Quote the records that follow in full and exactly; leave out the pictures.

## start RECORDS

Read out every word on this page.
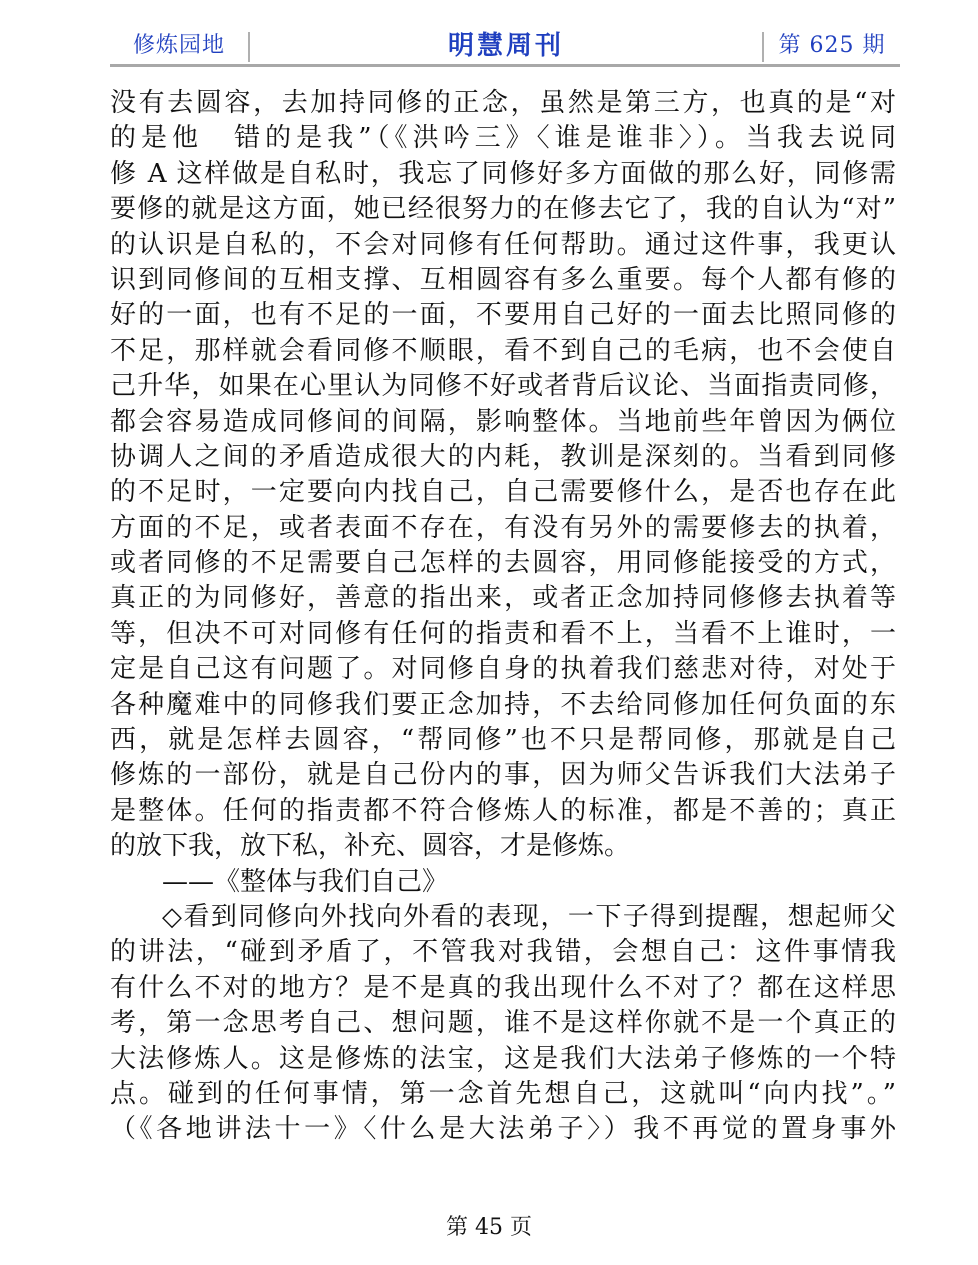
修炼园地	明慧周刊	第 625 期
没有去圆容，去加持同修的正念，虽然是第三方，也真的是“对
的是他　错的是我”（《洪吟三》〈谁是谁非〉）。当我去说同
修 A 这样做是自私时，我忘了同修好多方面做的那么好，同修需
要修的就是这方面，她已经很努力的在修去它了，我的自认为“对”
的认识是自私的，不会对同修有任何帮助。通过这件事，我更认
识到同修间的互相支撑、互相圆容有多么重要。每个人都有修的
好的一面，也有不足的一面，不要用自己好的一面去比照同修的
不足，那样就会看同修不顺眼，看不到自己的毛病，也不会使自
己升华，如果在心里认为同修不好或者背后议论、当面指责同修，
都会容易造成同修间的间隔，影响整体。当地前些年曾因为俩位
协调人之间的矛盾造成很大的内耗，教训是深刻的。当看到同修
的不足时，一定要向内找自己，自己需要修什么，是否也存在此
方面的不足，或者表面不存在，有没有另外的需要修去的执着，
或者同修的不足需要自己怎样的去圆容，用同修能接受的方式，
真正的为同修好，善意的指出来，或者正念加持同修修去执着等
等，但决不可对同修有任何的指责和看不上，当看不上谁时，一
定是自己这有问题了。对同修自身的执着我们慈悲对待，对处于
各种魔难中的同修我们要正念加持，不去给同修加任何负面的东
西，就是怎样去圆容，“帮同修”也不只是帮同修，那就是自己
修炼的一部份，就是自己份内的事，因为师父告诉我们大法弟子
是整体。任何的指责都不符合修炼人的标准，都是不善的；真正
的放下我，放下私，补充、圆容，才是修炼。
——《整体与我们自己》
◇看到同修向外找向外看的表现，一下子得到提醒，想起师父
的讲法，“碰到矛盾了，不管我对我错，会想自己：这件事情我
有什么不对的地方？是不是真的我出现什么不对了？都在这样思
考，第一念思考自己、想问题，谁不是这样你就不是一个真正的
大法修炼人。这是修炼的法宝，这是我们大法弟子修炼的一个特
点。碰到的任何事情，第一念首先想自己，这就叫“向内找”。”
（《各地讲法十一》〈什么是大法弟子〉）我不再觉的置身事外
第 45 页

## end RECORDS

◆ **RESPONSE BELOW**
Read out every word on this page.
修炼园地	明慧周刊	第 625 期
没有去圆容，去加持同修的正念，虽然是第三方，也真的是“对
的是他　错的是我”（《洪吟三》〈谁是谁非〉）。当我去说同
修 A 这样做是自私时，我忘了同修好多方面做的那么好，同修需
要修的就是这方面，她已经很努力的在修去它了，我的自认为“对”
的认识是自私的，不会对同修有任何帮助。通过这件事，我更认
识到同修间的互相支撑、互相圆容有多么重要。每个人都有修的
好的一面，也有不足的一面，不要用自己好的一面去比照同修的
不足，那样就会看同修不顺眼，看不到自己的毛病，也不会使自
己升华，如果在心里认为同修不好或者背后议论、当面指责同修，
都会容易造成同修间的间隔，影响整体。当地前些年曾因为俩位
协调人之间的矛盾造成很大的内耗，教训是深刻的。当看到同修
的不足时，一定要向内找自己，自己需要修什么，是否也存在此
方面的不足，或者表面不存在，有没有另外的需要修去的执着，
或者同修的不足需要自己怎样的去圆容，用同修能接受的方式，
真正的为同修好，善意的指出来，或者正念加持同修修去执着等
等，但决不可对同修有任何的指责和看不上，当看不上谁时，一
定是自己这有问题了。对同修自身的执着我们慈悲对待，对处于
各种魔难中的同修我们要正念加持，不去给同修加任何负面的东
西，就是怎样去圆容，“帮同修”也不只是帮同修，那就是自己
修炼的一部份，就是自己份内的事，因为师父告诉我们大法弟子
是整体。任何的指责都不符合修炼人的标准，都是不善的；真正
的放下我，放下私，补充、圆容，才是修炼。
——《整体与我们自己》
◇看到同修向外找向外看的表现，一下子得到提醒，想起师父
的讲法，“碰到矛盾了，不管我对我错，会想自己：这件事情我
有什么不对的地方？是不是真的我出现什么不对了？都在这样思
考，第一念思考自己、想问题，谁不是这样你就不是一个真正的
大法修炼人。这是修炼的法宝，这是我们大法弟子修炼的一个特
点。碰到的任何事情，第一念首先想自己，这就叫“向内找”。”
（《各地讲法十一》〈什么是大法弟子〉）我不再觉的置身事外
第 45 页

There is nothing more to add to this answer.